Entries from a dataset:
○ ○ ○
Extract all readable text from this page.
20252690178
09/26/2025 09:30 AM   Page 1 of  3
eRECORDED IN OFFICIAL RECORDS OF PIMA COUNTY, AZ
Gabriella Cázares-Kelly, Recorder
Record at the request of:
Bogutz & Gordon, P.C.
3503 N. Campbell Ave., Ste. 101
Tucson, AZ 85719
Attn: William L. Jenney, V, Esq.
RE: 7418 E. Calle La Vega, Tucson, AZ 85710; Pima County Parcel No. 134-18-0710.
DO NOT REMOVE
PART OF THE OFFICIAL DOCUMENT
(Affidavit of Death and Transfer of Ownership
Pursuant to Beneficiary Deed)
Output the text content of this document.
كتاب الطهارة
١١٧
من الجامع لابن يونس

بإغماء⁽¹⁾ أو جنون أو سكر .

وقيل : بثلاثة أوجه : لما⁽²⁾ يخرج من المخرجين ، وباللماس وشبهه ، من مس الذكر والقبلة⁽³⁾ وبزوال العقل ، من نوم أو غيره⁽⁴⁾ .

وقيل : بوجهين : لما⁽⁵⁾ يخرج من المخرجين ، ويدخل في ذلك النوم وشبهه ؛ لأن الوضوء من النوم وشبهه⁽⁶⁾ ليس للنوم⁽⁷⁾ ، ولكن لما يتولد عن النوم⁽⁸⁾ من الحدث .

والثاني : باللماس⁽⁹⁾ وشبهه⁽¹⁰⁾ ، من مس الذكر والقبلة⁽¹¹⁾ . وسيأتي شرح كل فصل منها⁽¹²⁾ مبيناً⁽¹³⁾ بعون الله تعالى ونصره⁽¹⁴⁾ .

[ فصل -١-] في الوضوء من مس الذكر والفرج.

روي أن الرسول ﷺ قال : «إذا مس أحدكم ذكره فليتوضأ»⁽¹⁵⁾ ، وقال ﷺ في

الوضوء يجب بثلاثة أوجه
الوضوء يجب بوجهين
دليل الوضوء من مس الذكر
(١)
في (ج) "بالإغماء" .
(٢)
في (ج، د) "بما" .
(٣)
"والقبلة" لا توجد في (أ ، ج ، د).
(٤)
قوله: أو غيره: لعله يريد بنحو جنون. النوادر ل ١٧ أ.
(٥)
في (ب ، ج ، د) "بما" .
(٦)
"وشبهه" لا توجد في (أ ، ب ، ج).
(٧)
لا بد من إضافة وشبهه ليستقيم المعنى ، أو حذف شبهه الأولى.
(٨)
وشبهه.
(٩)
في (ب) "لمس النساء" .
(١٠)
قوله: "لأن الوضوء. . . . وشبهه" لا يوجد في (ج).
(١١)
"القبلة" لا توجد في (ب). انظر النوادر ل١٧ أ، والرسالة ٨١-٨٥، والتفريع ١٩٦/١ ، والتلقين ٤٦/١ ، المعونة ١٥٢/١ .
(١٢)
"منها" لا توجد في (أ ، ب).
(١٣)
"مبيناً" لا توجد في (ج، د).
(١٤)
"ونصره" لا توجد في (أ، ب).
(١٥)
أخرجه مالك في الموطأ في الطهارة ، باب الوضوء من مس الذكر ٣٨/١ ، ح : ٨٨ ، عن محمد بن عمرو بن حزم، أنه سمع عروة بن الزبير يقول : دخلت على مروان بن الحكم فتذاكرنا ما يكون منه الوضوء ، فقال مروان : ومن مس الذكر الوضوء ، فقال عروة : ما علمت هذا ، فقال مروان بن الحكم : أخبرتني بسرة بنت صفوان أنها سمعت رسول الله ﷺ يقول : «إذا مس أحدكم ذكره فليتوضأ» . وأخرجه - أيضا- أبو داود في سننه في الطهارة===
○ ○ ○
* Set task *
Each entry must be reproduced verbatim.

* Answer to this problem *
Extract all readable text from this page.
20252690178
09/26/2025 09:30 AM   Page 1 of  3
eRECORDED IN OFFICIAL RECORDS OF PIMA COUNTY, AZ
Gabriella Cázares-Kelly, Recorder
Record at the request of:
Bogutz & Gordon, P.C.
3503 N. Campbell Ave., Ste. 101
Tucson, AZ 85719
Attn: William L. Jenney, V, Esq.
RE: 7418 E. Calle La Vega, Tucson, AZ 85710; Pima County Parcel No. 134-18-0710.
DO NOT REMOVE
PART OF THE OFFICIAL DOCUMENT
(Affidavit of Death and Transfer of Ownership
Pursuant to Beneficiary Deed)
Output the text content of this document.
كتاب الطهارة
١١٧
من الجامع لابن يونس

بإغماء⁽¹⁾ أو جنون أو سكر .

وقيل : بثلاثة أوجه : لما⁽²⁾ يخرج من المخرجين ، وباللماس وشبهه ، من مس الذكر والقبلة⁽³⁾ وبزوال العقل ، من نوم أو غيره⁽⁴⁾ .

وقيل : بوجهين : لما⁽⁵⁾ يخرج من المخرجين ، ويدخل في ذلك النوم وشبهه ؛ لأن الوضوء من النوم وشبهه⁽⁶⁾ ليس للنوم⁽⁷⁾ ، ولكن لما يتولد عن النوم⁽⁸⁾ من الحدث .

والثاني : باللماس⁽⁹⁾ وشبهه⁽¹⁰⁾ ، من مس الذكر والقبلة⁽¹¹⁾ . وسيأتي شرح كل فصل منها⁽¹²⁾ مبيناً⁽¹³⁾ بعون الله تعالى ونصره⁽¹⁴⁾ .

[ فصل -١-] في الوضوء من مس الذكر والفرج.

روي أن الرسول ﷺ قال : «إذا مس أحدكم ذكره فليتوضأ»⁽¹⁵⁾ ، وقال ﷺ في

الوضوء يجب بثلاثة أوجه
الوضوء يجب بوجهين
دليل الوضوء من مس الذكر
(١)
في (ج) "بالإغماء" .
(٢)
في (ج، د) "بما" .
(٣)
"والقبلة" لا توجد في (أ ، ج ، د).
(٤)
قوله: أو غيره: لعله يريد بنحو جنون. النوادر ل ١٧ أ.
(٥)
في (ب ، ج ، د) "بما" .
(٦)
"وشبهه" لا توجد في (أ ، ب ، ج).
(٧)
لا بد من إضافة وشبهه ليستقيم المعنى ، أو حذف شبهه الأولى.
(٨)
وشبهه.
(٩)
في (ب) "لمس النساء" .
(١٠)
قوله: "لأن الوضوء. . . . وشبهه" لا يوجد في (ج).
(١١)
"القبلة" لا توجد في (ب). انظر النوادر ل١٧ أ، والرسالة ٨١-٨٥، والتفريع ١٩٦/١ ، والتلقين ٤٦/١ ، المعونة ١٥٢/١ .
(١٢)
"منها" لا توجد في (أ ، ب).
(١٣)
"مبيناً" لا توجد في (ج، د).
(١٤)
"ونصره" لا توجد في (أ، ب).
(١٥)
أخرجه مالك في الموطأ في الطهارة ، باب الوضوء من مس الذكر ٣٨/١ ، ح : ٨٨ ، عن محمد بن عمرو بن حزم، أنه سمع عروة بن الزبير يقول : دخلت على مروان بن الحكم فتذاكرنا ما يكون منه الوضوء ، فقال مروان : ومن مس الذكر الوضوء ، فقال عروة : ما علمت هذا ، فقال مروان بن الحكم : أخبرتني بسرة بنت صفوان أنها سمعت رسول الله ﷺ يقول : «إذا مس أحدكم ذكره فليتوضأ» . وأخرجه - أيضا- أبو داود في سننه في الطهارة===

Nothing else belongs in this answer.